TEXT TO READ:
Sara Salimbeni. Photo by Elisabeth JoffeSara Salimbeni, Marlboro’s new physics professor and a native of Rome, Italy, enjoys introducing students to some of the deepest mysteries of the universe. But she did not always know she would be an astronomer.

“When I was a child I wanted to be a painter,” Sara jests. “It didn’t work out.” Sara received her laurea in physics from the University of Rome, La Sapienza, and her doctorate in astronomy from the University of Rome, Tor Vergata. Her dissertation, “Cosmological evolution of galaxies from deep multicolor surveys,” examines how different galaxies have changed over billions of years.

“We have these wonderful pictures from the Hubble Space telescope, or telescopes in Chile and other parts of the world, from which we are able to understand many things that occur at different times,” Sara declares. “The light travels with a speed that is not infinite, so it takes time to get to earth. The farther away the galaxy you are watching, the more you are looking into the past.”

TASK SET:
(a) Condense the paragraph of the passage about Sara Salimbeni that begins "When I was a child I wanted to be a painter" into a brief list that keeps its main facts.
(b) According to the passage about Sara Salimbeni, why does watching a more distant galaxy mean looking further into the past? Answer in one to three sentences.
(c) Copy the passage about Sara Salimbeni word for word, starting with "Sara Salimbeni. Photo" and going on through "be an astronomer.".
The rows that follow have no connection to the passage about Sara Salimbeni.

Page element annotations:
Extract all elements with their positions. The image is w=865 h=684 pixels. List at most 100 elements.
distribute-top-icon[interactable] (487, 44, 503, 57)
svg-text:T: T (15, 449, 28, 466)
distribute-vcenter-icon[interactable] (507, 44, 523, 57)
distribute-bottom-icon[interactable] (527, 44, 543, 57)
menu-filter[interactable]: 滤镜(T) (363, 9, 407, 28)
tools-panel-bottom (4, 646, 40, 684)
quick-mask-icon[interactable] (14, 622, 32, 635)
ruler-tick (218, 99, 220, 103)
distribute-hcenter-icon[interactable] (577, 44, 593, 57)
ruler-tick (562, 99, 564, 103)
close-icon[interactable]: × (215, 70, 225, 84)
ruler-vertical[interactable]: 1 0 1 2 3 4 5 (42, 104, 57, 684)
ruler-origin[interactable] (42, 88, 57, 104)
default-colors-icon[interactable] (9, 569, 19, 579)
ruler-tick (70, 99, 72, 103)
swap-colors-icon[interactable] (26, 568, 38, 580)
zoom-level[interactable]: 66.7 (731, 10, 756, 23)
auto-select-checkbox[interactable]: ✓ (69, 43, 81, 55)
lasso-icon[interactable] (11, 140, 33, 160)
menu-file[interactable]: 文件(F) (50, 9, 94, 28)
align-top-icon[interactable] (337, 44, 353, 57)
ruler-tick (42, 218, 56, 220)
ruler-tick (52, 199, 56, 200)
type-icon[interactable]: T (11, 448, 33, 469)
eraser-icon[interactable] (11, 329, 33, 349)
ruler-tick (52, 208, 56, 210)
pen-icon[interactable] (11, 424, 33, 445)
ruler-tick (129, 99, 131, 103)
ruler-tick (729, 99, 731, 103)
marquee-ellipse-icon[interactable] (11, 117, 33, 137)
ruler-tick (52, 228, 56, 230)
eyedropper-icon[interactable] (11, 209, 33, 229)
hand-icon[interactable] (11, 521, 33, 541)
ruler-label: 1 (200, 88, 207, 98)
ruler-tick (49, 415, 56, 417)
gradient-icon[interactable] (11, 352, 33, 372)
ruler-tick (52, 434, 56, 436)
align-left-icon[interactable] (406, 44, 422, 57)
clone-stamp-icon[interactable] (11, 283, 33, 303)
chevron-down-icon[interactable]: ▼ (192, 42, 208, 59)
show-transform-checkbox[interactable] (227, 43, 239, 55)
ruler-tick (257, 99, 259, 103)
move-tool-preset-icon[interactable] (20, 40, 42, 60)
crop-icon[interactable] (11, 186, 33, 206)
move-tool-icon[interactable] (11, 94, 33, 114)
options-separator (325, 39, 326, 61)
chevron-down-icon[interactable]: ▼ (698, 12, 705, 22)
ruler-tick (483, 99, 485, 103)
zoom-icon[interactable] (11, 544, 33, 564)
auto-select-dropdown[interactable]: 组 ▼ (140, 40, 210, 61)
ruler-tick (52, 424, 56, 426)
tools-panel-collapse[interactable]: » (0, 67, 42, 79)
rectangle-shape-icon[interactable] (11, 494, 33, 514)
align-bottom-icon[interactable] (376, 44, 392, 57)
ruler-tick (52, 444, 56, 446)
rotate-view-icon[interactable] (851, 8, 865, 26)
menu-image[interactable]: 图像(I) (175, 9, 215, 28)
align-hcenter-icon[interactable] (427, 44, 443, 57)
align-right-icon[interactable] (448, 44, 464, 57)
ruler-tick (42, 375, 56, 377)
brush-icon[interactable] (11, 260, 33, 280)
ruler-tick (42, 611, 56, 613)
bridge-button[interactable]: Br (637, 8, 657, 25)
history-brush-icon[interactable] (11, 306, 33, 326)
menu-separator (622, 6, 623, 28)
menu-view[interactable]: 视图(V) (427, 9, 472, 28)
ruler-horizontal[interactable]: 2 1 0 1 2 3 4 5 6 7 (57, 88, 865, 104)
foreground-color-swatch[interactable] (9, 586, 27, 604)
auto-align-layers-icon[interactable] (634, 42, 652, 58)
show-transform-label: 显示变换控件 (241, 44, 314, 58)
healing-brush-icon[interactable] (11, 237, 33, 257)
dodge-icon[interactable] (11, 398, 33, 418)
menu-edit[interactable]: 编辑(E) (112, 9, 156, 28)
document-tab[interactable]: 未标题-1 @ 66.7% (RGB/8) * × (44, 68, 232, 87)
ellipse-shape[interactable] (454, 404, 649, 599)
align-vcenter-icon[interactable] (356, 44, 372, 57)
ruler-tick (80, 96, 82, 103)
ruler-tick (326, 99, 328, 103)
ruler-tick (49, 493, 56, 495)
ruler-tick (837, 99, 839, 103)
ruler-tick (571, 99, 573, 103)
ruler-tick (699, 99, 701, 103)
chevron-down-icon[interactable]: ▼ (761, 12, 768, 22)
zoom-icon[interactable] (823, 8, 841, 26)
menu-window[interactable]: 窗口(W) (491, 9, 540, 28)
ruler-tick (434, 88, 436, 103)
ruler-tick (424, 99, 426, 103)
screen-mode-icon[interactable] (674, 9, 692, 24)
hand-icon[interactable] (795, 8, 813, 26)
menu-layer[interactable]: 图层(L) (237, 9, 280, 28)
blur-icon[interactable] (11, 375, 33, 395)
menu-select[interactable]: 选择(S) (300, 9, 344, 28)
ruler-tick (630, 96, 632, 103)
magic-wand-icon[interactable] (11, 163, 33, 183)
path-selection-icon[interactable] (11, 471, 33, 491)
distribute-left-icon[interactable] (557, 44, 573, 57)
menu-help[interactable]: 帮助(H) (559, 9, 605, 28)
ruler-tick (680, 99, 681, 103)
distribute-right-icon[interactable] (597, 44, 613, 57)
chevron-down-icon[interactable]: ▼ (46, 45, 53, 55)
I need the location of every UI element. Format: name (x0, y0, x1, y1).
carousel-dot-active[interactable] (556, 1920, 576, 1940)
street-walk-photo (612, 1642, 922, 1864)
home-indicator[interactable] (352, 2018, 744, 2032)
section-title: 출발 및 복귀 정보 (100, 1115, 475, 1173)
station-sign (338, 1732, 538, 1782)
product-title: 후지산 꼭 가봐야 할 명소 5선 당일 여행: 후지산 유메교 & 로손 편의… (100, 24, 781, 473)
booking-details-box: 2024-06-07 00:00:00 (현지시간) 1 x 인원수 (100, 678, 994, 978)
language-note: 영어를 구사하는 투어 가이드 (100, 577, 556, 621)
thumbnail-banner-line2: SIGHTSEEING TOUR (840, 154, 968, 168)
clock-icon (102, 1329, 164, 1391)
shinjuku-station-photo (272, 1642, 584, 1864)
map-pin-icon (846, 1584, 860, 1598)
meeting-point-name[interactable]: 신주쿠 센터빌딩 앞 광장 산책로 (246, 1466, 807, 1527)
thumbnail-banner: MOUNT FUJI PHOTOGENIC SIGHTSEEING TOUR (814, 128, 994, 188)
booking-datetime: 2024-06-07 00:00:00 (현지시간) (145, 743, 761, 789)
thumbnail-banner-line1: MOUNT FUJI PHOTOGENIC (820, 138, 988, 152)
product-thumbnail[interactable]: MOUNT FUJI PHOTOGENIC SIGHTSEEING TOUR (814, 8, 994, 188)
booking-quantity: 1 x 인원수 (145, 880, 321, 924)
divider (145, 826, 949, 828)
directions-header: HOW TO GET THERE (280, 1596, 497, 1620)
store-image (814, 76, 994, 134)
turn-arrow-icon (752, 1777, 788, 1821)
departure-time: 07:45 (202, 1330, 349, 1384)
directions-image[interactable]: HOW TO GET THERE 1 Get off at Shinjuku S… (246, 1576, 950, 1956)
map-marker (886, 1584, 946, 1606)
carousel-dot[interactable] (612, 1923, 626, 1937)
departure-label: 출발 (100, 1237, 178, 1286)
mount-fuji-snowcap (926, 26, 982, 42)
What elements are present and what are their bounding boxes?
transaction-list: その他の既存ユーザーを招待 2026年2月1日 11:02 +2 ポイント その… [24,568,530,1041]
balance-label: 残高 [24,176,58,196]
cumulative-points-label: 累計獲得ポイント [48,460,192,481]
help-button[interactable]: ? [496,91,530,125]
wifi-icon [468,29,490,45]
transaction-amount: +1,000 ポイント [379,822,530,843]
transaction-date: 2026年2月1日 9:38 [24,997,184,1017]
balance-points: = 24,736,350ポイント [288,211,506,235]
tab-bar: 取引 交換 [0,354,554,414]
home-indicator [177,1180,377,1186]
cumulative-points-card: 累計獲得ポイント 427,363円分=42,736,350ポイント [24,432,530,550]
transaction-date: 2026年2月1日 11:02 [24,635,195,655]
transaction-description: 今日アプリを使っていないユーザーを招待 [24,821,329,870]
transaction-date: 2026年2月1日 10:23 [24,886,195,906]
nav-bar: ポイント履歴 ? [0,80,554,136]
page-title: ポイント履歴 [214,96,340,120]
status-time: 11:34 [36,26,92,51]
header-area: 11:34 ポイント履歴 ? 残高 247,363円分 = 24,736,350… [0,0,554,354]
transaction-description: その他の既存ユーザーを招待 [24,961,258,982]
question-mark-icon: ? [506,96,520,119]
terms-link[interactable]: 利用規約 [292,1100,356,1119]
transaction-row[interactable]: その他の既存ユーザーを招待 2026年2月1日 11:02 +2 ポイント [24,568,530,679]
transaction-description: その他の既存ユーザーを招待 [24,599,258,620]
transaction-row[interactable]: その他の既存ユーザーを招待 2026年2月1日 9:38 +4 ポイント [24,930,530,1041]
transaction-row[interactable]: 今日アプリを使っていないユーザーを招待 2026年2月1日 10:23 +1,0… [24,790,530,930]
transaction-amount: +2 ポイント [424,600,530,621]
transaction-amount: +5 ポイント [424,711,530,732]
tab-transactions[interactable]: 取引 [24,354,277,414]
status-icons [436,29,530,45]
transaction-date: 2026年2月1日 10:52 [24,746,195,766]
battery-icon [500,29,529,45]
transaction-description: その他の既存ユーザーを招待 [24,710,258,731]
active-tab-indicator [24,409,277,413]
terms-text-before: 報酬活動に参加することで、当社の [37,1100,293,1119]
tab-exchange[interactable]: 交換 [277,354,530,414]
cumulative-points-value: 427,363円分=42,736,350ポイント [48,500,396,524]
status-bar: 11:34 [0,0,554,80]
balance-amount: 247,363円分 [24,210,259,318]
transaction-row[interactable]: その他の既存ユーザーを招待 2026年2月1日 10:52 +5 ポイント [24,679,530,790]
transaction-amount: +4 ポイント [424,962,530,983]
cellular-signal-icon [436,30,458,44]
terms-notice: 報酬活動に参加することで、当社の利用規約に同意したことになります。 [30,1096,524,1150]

OUTPUTS BY TASK:
(a)
- As a child, Sara wanted to be a painter, but it didn't work out.
- She earned her laurea in physics from the University of Rome, La Sapienza.
- She earned her doctorate in astronomy from the University of Rome, Tor Vergata.
- Her dissertation, "Cosmological evolution of galaxies from deep multicolor surveys," examines how different galaxies have changed over billions of years.

(b) Light travels at a speed that is not infinite, so it takes time to reach Earth. The farther away a galaxy is, the longer its light has traveled, so what we see shows the galaxy as it was further in the past.

(c)
Sara Salimbeni. Photo by Elisabeth JoffeSara Salimbeni, Marlboro’s new physics professor and a native of Rome, Italy, enjoys introducing students to some of the deepest mysteries of the universe. But she did not always know she would be an astronomer.